Return the whole listing exactly as it stands.

Collection entries
━━━━━━━━━━━━━━━━━━━━

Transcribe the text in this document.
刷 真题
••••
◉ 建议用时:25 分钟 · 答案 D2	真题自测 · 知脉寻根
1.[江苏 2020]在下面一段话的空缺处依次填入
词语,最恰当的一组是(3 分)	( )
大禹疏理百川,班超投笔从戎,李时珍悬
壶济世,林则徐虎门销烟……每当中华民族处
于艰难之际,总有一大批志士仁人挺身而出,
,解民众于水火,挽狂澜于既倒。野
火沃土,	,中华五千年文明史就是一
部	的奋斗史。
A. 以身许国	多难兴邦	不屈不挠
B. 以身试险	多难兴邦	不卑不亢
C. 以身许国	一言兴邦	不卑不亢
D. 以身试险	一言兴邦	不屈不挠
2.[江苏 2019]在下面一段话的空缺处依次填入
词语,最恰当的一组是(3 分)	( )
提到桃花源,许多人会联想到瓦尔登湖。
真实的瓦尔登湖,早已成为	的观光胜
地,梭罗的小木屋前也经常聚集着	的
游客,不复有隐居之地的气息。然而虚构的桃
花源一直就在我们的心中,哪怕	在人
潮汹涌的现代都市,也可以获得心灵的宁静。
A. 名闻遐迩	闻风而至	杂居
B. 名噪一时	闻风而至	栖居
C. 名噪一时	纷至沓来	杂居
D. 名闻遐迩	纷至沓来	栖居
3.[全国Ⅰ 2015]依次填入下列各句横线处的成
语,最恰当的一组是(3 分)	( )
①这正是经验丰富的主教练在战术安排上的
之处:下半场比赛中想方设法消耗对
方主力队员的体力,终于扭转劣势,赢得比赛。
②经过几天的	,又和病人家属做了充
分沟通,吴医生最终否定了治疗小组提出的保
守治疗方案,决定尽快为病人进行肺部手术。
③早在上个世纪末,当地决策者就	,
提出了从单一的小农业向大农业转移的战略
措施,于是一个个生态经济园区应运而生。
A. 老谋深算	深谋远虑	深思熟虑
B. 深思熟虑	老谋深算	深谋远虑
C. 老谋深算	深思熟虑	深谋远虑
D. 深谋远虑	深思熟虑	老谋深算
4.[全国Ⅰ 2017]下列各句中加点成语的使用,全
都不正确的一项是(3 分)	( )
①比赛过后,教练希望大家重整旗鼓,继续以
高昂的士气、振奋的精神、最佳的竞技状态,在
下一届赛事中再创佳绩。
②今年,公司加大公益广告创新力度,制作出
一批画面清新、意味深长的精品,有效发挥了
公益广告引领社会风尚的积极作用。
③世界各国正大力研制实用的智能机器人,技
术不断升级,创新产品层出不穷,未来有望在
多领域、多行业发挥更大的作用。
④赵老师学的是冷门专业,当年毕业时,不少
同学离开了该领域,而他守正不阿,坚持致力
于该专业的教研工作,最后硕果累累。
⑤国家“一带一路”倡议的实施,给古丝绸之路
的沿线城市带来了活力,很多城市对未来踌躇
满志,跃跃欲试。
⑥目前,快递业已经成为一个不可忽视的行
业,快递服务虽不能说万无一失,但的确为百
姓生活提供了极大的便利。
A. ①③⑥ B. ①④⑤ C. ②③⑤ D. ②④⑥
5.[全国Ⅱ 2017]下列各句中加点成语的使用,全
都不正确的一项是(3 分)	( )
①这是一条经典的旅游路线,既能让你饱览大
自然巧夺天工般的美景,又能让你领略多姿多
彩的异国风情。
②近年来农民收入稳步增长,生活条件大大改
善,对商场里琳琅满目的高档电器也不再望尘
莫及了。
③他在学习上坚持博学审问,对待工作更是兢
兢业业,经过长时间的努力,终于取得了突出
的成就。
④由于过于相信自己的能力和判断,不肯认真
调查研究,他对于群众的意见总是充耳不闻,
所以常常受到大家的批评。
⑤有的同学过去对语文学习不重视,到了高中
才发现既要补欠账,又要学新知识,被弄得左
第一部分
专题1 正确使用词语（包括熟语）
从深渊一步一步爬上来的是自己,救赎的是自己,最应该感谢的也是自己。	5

━━━━━━━━━━━━━━━━━━━━

### Answer to this task:
Transcribe the text in this document.
刷 真题
••••
◉ 建议用时:25 分钟 · 答案 D2	真题自测 · 知脉寻根
1.[江苏 2020]在下面一段话的空缺处依次填入
词语,最恰当的一组是(3 分)	( )
大禹疏理百川,班超投笔从戎,李时珍悬
壶济世,林则徐虎门销烟……每当中华民族处
于艰难之际,总有一大批志士仁人挺身而出,
,解民众于水火,挽狂澜于既倒。野
火沃土,	,中华五千年文明史就是一
部	的奋斗史。
A. 以身许国	多难兴邦	不屈不挠
B. 以身试险	多难兴邦	不卑不亢
C. 以身许国	一言兴邦	不卑不亢
D. 以身试险	一言兴邦	不屈不挠
2.[江苏 2019]在下面一段话的空缺处依次填入
词语,最恰当的一组是(3 分)	( )
提到桃花源,许多人会联想到瓦尔登湖。
真实的瓦尔登湖,早已成为	的观光胜
地,梭罗的小木屋前也经常聚集着	的
游客,不复有隐居之地的气息。然而虚构的桃
花源一直就在我们的心中,哪怕	在人
潮汹涌的现代都市,也可以获得心灵的宁静。
A. 名闻遐迩	闻风而至	杂居
B. 名噪一时	闻风而至	栖居
C. 名噪一时	纷至沓来	杂居
D. 名闻遐迩	纷至沓来	栖居
3.[全国Ⅰ 2015]依次填入下列各句横线处的成
语,最恰当的一组是(3 分)	( )
①这正是经验丰富的主教练在战术安排上的
之处:下半场比赛中想方设法消耗对
方主力队员的体力,终于扭转劣势,赢得比赛。
②经过几天的	,又和病人家属做了充
分沟通,吴医生最终否定了治疗小组提出的保
守治疗方案,决定尽快为病人进行肺部手术。
③早在上个世纪末,当地决策者就	,
提出了从单一的小农业向大农业转移的战略
措施,于是一个个生态经济园区应运而生。
A. 老谋深算	深谋远虑	深思熟虑
B. 深思熟虑	老谋深算	深谋远虑
C. 老谋深算	深思熟虑	深谋远虑
D. 深谋远虑	深思熟虑	老谋深算
4.[全国Ⅰ 2017]下列各句中加点成语的使用,全
都不正确的一项是(3 分)	( )
①比赛过后,教练希望大家重整旗鼓,继续以
高昂的士气、振奋的精神、最佳的竞技状态,在
下一届赛事中再创佳绩。
②今年,公司加大公益广告创新力度,制作出
一批画面清新、意味深长的精品,有效发挥了
公益广告引领社会风尚的积极作用。
③世界各国正大力研制实用的智能机器人,技
术不断升级,创新产品层出不穷,未来有望在
多领域、多行业发挥更大的作用。
④赵老师学的是冷门专业,当年毕业时,不少
同学离开了该领域,而他守正不阿,坚持致力
于该专业的教研工作,最后硕果累累。
⑤国家“一带一路”倡议的实施,给古丝绸之路
的沿线城市带来了活力,很多城市对未来踌躇
满志,跃跃欲试。
⑥目前,快递业已经成为一个不可忽视的行
业,快递服务虽不能说万无一失,但的确为百
姓生活提供了极大的便利。
A. ①③⑥ B. ①④⑤ C. ②③⑤ D. ②④⑥
5.[全国Ⅱ 2017]下列各句中加点成语的使用,全
都不正确的一项是(3 分)	( )
①这是一条经典的旅游路线,既能让你饱览大
自然巧夺天工般的美景,又能让你领略多姿多
彩的异国风情。
②近年来农民收入稳步增长,生活条件大大改
善,对商场里琳琅满目的高档电器也不再望尘
莫及了。
③他在学习上坚持博学审问,对待工作更是兢
兢业业,经过长时间的努力,终于取得了突出
的成就。
④由于过于相信自己的能力和判断,不肯认真
调查研究,他对于群众的意见总是充耳不闻,
所以常常受到大家的批评。
⑤有的同学过去对语文学习不重视,到了高中
才发现既要补欠账,又要学新知识,被弄得左
第一部分
专题1 正确使用词语（包括熟语）
从深渊一步一步爬上来的是自己,救赎的是自己,最应该感谢的也是自己。	5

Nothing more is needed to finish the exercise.